* **Given exercise**: Every line below that mentions the word "amount" should be copied out.

-- Begin Listed records --

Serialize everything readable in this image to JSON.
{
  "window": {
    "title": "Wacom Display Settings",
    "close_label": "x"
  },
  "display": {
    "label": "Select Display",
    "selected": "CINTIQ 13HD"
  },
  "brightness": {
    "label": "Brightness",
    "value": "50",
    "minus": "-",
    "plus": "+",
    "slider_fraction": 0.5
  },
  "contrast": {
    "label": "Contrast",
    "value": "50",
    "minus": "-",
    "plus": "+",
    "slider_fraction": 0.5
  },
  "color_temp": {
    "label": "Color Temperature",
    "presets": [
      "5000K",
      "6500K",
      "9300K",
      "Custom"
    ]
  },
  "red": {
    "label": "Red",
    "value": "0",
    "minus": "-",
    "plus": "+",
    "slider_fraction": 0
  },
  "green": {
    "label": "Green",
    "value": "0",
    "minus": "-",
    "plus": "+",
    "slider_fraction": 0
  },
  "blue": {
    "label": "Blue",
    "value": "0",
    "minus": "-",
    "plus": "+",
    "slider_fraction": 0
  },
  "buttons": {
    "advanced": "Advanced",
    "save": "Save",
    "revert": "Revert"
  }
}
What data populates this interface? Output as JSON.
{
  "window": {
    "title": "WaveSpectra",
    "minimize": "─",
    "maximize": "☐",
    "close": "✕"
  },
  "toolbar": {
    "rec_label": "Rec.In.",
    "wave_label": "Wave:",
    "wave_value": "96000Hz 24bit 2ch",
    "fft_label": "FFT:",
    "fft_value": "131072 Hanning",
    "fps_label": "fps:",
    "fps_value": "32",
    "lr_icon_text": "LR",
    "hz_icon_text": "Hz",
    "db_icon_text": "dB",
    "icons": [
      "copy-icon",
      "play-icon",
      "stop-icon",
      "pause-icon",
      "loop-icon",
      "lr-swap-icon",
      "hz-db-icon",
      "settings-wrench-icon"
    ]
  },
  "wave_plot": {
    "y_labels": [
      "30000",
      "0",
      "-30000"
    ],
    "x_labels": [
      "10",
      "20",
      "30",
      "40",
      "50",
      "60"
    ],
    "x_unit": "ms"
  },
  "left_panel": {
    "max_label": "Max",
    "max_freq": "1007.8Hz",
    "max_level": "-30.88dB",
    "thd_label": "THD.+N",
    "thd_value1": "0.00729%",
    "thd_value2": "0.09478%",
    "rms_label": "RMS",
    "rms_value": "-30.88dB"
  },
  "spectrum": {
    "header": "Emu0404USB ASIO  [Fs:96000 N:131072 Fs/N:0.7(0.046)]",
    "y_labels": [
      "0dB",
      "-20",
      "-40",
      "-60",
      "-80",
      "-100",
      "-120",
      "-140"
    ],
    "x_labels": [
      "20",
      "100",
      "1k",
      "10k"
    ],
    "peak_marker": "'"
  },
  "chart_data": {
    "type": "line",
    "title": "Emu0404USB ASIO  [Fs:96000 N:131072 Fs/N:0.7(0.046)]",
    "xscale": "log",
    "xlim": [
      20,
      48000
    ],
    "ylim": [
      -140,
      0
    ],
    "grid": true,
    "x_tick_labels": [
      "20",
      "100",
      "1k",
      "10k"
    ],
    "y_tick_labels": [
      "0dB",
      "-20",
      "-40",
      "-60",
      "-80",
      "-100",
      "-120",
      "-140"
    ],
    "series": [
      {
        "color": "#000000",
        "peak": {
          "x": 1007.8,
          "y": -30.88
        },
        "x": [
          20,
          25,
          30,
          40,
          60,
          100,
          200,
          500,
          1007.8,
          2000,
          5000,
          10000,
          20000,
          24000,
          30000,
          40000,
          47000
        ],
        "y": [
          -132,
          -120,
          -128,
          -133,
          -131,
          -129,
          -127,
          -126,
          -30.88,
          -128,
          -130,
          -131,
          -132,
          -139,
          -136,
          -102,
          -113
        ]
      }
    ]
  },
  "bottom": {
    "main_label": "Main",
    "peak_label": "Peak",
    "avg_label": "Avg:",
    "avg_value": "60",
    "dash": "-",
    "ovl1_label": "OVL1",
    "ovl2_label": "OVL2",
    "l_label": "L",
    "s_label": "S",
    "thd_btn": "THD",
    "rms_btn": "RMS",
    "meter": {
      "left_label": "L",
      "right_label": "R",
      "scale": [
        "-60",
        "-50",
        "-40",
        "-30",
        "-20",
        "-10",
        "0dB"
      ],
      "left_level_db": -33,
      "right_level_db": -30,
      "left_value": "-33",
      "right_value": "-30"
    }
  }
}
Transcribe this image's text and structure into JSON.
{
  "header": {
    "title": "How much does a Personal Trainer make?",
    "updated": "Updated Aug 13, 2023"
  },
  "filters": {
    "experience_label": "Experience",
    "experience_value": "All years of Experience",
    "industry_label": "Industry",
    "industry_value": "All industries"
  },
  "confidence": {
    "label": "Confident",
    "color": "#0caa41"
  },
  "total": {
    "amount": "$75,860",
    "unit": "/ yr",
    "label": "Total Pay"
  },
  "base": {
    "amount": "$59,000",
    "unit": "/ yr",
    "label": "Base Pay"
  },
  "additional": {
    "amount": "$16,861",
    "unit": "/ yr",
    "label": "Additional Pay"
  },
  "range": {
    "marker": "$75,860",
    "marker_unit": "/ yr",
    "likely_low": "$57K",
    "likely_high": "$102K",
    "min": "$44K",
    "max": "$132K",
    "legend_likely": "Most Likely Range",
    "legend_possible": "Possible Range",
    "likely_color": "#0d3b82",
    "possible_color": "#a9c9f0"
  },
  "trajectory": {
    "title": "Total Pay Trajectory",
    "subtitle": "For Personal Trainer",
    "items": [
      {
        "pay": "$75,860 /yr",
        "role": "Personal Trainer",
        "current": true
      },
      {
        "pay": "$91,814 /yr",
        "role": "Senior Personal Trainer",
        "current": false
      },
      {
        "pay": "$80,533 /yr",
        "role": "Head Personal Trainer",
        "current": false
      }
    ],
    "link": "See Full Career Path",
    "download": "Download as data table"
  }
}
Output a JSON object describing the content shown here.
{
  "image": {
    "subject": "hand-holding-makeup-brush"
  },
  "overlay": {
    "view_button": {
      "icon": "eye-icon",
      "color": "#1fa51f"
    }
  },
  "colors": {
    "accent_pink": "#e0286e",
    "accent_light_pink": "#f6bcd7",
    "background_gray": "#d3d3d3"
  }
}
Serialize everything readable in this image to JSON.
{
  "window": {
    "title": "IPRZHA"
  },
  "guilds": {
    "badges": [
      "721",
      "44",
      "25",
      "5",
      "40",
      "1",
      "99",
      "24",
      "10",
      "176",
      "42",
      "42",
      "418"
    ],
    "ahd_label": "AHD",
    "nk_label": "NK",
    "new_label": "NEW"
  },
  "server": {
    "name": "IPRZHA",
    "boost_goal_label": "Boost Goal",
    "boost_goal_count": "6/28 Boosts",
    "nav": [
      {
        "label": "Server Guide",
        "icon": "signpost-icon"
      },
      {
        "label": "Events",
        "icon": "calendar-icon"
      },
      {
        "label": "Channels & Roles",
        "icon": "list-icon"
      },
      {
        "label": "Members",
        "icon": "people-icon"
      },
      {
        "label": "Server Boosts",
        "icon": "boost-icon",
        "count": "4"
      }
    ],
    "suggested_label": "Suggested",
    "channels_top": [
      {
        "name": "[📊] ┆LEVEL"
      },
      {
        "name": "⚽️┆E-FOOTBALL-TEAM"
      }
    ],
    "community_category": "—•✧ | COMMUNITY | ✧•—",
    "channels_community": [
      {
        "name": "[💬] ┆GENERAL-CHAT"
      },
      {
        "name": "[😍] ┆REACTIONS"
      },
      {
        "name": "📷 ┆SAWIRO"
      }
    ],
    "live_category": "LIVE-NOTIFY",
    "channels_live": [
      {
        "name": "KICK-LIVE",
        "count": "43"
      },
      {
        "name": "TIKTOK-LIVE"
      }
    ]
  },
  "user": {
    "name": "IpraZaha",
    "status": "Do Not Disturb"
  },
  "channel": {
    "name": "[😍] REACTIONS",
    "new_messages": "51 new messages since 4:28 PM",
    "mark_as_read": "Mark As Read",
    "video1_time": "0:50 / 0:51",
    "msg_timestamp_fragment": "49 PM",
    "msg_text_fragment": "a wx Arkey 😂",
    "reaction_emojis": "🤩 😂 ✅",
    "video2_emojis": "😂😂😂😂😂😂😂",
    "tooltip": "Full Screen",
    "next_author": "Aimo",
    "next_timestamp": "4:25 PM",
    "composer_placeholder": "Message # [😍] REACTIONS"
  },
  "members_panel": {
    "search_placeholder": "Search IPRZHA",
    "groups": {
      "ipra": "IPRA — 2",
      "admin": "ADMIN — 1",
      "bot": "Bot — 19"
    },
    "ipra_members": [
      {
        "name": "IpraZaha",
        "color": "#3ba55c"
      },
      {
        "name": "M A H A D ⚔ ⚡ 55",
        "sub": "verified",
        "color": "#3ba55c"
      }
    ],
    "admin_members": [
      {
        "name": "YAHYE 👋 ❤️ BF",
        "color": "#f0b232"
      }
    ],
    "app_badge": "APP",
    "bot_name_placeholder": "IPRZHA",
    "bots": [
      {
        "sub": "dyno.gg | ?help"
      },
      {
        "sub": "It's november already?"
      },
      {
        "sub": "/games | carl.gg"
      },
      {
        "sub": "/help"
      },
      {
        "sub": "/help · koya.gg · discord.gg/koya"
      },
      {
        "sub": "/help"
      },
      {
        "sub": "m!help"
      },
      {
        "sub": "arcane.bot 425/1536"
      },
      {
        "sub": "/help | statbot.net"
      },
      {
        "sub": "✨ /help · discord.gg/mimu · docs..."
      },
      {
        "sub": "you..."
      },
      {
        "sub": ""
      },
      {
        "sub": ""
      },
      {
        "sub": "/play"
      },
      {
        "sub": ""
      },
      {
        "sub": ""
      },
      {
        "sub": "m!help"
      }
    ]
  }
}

-- End Listed records --

* **Answer to the exercise**:
    "amount": "$75,860",
    "amount": "$59,000",
    "amount": "$16,861",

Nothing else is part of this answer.